- [Task details] Select, from the material below, each line with "кабинет" in it.
==== Extracted entries ====
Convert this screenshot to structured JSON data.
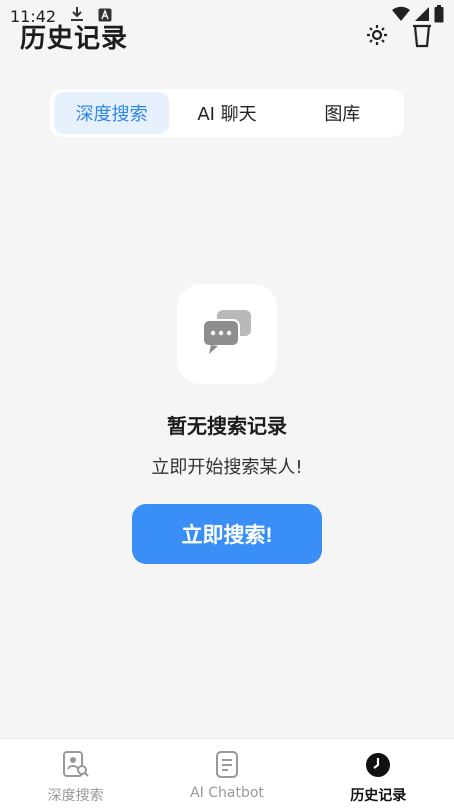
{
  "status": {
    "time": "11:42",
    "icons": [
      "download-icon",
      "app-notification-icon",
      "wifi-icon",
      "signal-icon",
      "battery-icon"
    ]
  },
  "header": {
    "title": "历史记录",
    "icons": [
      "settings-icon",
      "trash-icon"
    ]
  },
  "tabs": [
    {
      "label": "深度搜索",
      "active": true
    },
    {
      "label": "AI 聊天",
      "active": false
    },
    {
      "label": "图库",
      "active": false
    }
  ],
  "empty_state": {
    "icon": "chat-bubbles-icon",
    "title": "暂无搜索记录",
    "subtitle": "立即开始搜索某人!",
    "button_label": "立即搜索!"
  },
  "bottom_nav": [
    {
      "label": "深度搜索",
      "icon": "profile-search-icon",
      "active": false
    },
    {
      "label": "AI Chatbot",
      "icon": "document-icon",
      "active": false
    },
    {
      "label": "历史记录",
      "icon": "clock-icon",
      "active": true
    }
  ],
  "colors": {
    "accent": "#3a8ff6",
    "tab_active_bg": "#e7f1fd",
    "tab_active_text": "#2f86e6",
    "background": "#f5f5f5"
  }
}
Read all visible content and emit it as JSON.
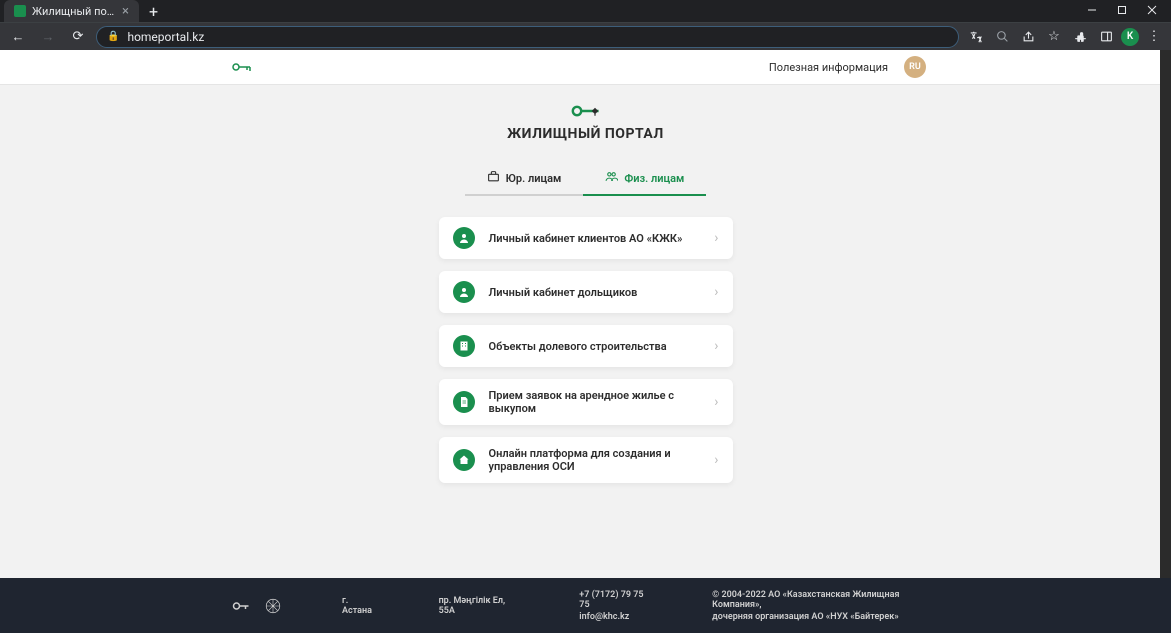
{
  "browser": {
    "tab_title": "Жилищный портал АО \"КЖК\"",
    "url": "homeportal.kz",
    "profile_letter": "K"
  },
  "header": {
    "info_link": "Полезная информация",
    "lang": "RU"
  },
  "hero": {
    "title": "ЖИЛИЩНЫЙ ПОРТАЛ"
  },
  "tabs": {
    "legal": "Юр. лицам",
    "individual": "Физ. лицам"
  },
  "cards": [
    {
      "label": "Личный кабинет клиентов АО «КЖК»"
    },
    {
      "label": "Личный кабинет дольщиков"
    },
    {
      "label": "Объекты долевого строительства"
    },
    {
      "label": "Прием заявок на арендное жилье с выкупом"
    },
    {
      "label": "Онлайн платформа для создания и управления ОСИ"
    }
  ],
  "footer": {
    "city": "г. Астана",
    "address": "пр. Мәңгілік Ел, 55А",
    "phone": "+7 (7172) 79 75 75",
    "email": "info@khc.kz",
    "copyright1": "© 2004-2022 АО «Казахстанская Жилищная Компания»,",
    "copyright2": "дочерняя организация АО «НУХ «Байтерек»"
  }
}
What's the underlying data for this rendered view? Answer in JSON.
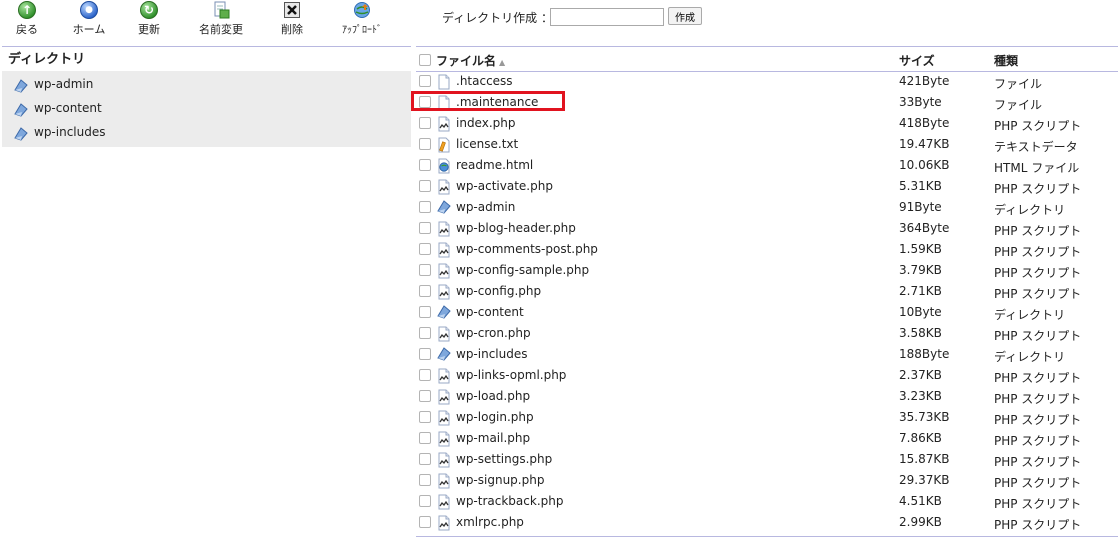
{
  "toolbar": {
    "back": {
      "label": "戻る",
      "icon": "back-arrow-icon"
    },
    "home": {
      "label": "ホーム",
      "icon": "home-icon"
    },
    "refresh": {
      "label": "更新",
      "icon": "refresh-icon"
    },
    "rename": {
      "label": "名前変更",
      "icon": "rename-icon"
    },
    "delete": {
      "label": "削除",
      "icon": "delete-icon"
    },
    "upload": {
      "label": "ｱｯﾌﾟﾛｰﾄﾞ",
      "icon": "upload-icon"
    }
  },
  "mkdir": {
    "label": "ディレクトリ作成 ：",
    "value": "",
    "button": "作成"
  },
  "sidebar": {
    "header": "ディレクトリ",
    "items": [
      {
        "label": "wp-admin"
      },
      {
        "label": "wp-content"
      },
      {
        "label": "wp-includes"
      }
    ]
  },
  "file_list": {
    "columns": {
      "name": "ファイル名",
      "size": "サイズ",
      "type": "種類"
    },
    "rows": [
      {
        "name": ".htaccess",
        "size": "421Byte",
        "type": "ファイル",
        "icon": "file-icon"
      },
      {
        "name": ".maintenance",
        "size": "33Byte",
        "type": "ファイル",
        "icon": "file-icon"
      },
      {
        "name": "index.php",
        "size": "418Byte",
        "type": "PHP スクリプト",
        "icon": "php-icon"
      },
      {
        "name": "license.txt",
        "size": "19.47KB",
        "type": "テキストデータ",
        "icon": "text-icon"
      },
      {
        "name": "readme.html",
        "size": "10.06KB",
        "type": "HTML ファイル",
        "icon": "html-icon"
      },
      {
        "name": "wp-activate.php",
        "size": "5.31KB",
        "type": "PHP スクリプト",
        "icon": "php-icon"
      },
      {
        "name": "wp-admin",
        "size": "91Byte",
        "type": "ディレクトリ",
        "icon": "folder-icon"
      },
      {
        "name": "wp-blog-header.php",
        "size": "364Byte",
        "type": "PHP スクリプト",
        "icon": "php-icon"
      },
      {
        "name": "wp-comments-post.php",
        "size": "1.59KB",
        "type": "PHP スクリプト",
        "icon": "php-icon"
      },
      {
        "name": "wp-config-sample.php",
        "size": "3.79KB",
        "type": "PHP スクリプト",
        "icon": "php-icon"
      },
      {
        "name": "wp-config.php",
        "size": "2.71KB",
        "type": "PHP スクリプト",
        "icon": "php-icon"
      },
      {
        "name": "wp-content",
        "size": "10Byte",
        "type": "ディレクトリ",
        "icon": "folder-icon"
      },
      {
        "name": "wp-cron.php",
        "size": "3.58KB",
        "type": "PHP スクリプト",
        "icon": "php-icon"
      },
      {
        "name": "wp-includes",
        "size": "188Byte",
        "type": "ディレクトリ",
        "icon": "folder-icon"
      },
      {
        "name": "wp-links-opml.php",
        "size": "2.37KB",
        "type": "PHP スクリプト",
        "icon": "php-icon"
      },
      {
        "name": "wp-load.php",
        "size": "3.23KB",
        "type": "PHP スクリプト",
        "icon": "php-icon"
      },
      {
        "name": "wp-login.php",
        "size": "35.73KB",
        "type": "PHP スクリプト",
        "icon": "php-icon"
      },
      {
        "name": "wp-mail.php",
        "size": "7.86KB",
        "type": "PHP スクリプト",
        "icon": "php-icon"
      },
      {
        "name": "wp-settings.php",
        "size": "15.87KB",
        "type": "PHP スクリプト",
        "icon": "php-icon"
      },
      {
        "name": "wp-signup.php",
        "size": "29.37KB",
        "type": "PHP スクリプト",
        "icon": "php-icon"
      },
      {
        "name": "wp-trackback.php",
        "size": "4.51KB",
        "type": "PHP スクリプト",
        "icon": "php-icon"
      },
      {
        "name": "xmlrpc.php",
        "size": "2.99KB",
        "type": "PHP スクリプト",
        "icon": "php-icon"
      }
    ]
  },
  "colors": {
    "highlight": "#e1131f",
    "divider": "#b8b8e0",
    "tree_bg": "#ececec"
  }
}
====
==== Extracted entries ====
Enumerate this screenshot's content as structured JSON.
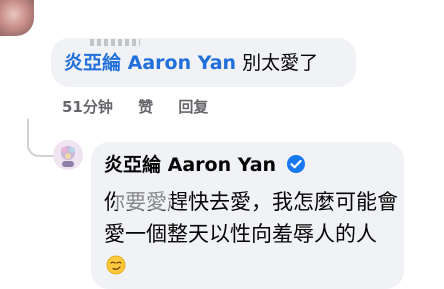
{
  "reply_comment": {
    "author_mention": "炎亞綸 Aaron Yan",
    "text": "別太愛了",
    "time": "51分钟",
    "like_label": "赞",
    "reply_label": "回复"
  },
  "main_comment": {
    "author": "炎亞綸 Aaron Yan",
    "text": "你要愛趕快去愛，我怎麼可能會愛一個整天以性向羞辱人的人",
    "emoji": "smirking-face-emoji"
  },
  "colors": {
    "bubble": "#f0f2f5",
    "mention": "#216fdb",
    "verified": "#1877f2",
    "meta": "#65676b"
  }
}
====
- [Written solution]
      "label": "Личный кабинет клиентов АО «КЖК»"
      "label": "Личный кабинет дольщиков"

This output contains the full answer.